>>>>
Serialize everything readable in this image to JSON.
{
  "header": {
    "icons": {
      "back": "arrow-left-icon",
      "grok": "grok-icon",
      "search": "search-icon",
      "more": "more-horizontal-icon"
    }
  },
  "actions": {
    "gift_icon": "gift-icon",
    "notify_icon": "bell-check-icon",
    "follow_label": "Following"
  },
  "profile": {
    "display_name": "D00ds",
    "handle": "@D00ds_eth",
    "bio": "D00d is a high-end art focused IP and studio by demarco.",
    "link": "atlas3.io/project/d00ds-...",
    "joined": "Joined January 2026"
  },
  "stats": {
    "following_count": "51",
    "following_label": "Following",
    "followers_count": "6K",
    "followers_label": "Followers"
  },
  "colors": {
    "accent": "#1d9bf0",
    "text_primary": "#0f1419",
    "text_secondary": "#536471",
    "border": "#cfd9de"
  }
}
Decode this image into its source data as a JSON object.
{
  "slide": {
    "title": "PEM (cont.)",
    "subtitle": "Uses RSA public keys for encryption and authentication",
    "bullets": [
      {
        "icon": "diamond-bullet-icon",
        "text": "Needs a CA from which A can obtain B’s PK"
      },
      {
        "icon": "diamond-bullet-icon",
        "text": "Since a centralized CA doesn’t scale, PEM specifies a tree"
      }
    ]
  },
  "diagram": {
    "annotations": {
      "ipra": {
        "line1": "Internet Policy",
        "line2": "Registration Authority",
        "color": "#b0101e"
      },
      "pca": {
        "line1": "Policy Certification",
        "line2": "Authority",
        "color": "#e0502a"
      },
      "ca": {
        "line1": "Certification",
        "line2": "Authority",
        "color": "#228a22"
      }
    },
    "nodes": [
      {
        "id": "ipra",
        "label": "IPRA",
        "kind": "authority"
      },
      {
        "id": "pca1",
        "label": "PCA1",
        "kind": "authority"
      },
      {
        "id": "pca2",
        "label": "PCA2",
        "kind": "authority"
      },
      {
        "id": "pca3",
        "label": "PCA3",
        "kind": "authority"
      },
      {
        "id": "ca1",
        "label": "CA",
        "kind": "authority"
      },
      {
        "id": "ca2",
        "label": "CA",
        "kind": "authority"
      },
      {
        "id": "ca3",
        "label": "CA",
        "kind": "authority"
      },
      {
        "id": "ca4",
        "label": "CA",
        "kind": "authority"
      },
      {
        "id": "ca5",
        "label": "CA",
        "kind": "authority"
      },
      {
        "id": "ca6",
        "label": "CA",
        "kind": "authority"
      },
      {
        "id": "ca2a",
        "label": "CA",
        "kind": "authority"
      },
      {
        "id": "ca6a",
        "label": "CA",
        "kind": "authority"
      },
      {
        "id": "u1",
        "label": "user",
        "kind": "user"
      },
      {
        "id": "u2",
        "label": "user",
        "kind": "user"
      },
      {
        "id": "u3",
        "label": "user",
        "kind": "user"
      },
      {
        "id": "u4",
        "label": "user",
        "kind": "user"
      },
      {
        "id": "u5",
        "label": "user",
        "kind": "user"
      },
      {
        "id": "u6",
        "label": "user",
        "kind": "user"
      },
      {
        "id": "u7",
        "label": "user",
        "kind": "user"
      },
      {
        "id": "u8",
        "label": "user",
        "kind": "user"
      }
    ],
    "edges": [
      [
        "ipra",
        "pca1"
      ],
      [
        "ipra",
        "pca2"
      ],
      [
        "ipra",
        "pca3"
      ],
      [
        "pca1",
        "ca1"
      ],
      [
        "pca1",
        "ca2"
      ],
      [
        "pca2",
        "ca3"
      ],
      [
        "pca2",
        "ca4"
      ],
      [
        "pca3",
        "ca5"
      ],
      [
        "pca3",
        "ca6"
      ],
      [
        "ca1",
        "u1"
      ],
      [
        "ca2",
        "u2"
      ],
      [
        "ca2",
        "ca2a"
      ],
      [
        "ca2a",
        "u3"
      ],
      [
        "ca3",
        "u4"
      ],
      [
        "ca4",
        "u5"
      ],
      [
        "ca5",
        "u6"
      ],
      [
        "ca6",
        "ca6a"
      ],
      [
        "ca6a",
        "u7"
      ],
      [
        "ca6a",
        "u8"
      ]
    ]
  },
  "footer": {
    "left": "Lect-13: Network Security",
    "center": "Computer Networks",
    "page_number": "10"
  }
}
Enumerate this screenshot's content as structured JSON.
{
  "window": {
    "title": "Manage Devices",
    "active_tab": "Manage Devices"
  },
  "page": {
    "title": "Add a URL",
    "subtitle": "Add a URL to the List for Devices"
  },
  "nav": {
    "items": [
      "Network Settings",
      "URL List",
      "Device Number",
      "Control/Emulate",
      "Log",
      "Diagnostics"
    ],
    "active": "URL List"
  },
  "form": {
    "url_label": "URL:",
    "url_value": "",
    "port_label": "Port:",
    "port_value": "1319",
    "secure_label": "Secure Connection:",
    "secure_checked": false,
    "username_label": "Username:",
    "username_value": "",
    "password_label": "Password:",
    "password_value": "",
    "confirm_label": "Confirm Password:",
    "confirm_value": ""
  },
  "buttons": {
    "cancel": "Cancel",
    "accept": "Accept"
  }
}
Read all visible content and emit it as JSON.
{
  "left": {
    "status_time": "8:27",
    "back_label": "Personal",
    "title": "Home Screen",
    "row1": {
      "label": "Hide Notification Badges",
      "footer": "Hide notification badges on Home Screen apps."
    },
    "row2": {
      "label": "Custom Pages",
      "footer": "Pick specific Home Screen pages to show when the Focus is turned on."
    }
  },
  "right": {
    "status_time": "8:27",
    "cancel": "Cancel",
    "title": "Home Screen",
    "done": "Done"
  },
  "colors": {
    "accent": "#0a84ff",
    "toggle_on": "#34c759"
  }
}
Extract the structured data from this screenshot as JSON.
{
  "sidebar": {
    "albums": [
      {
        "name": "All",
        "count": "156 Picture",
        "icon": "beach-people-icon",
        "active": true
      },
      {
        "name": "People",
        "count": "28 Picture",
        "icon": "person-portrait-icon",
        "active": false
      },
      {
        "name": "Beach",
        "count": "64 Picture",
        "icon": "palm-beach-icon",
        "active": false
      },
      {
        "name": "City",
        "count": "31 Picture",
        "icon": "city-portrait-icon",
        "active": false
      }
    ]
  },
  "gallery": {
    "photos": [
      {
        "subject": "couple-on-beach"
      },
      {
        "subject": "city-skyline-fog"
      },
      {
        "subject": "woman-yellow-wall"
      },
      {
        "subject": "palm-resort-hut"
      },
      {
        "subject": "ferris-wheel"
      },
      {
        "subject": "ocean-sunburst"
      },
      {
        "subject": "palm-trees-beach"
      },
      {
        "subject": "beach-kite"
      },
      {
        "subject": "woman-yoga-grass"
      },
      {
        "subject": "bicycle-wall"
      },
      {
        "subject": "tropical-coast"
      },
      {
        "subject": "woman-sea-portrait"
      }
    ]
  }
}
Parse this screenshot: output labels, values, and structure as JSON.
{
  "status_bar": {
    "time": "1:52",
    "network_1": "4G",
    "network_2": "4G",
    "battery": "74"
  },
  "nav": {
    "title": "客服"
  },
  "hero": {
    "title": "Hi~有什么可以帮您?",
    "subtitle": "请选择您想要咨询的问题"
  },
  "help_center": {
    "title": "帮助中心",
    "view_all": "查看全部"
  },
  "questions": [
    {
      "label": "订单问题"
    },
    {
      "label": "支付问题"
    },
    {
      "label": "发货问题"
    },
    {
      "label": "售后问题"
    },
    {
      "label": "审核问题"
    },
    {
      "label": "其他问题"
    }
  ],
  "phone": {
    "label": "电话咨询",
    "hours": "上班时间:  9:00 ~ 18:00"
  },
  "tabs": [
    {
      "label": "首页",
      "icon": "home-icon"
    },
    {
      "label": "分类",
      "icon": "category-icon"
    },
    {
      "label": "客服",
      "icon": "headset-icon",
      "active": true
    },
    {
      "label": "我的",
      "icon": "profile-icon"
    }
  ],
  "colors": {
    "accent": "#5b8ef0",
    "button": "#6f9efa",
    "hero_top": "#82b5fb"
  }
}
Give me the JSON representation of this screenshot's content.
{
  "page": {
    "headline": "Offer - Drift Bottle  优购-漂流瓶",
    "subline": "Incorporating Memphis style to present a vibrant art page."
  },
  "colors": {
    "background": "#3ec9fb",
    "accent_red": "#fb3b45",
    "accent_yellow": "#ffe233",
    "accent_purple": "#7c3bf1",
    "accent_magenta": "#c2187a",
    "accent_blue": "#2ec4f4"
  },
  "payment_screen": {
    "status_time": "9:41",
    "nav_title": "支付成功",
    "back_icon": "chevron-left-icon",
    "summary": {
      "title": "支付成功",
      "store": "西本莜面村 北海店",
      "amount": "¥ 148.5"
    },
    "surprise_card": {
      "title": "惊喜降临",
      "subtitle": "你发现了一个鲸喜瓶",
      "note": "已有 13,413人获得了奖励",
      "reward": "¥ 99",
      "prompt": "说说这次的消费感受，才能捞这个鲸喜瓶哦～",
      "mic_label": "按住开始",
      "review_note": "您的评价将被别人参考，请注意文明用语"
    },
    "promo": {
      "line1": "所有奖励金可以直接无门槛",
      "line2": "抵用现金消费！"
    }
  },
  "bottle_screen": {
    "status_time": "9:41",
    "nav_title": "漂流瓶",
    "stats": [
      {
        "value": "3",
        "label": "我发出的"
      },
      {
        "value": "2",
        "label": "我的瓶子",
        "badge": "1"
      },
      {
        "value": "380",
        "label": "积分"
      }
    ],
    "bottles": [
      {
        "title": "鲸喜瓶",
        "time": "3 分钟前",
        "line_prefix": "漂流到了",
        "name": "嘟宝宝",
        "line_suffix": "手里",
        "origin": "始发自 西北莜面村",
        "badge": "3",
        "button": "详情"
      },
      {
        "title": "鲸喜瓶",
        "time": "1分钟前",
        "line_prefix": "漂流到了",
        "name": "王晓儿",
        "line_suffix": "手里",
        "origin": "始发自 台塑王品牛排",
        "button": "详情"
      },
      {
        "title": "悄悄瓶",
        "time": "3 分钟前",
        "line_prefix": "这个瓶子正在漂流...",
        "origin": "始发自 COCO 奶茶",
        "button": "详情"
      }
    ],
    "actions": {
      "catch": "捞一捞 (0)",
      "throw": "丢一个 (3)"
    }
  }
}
<<<<
* **TO DO**
Using the listing above, work out how many of its lines include "wall", and give only the result.

* **SOLUTION BELOW**
2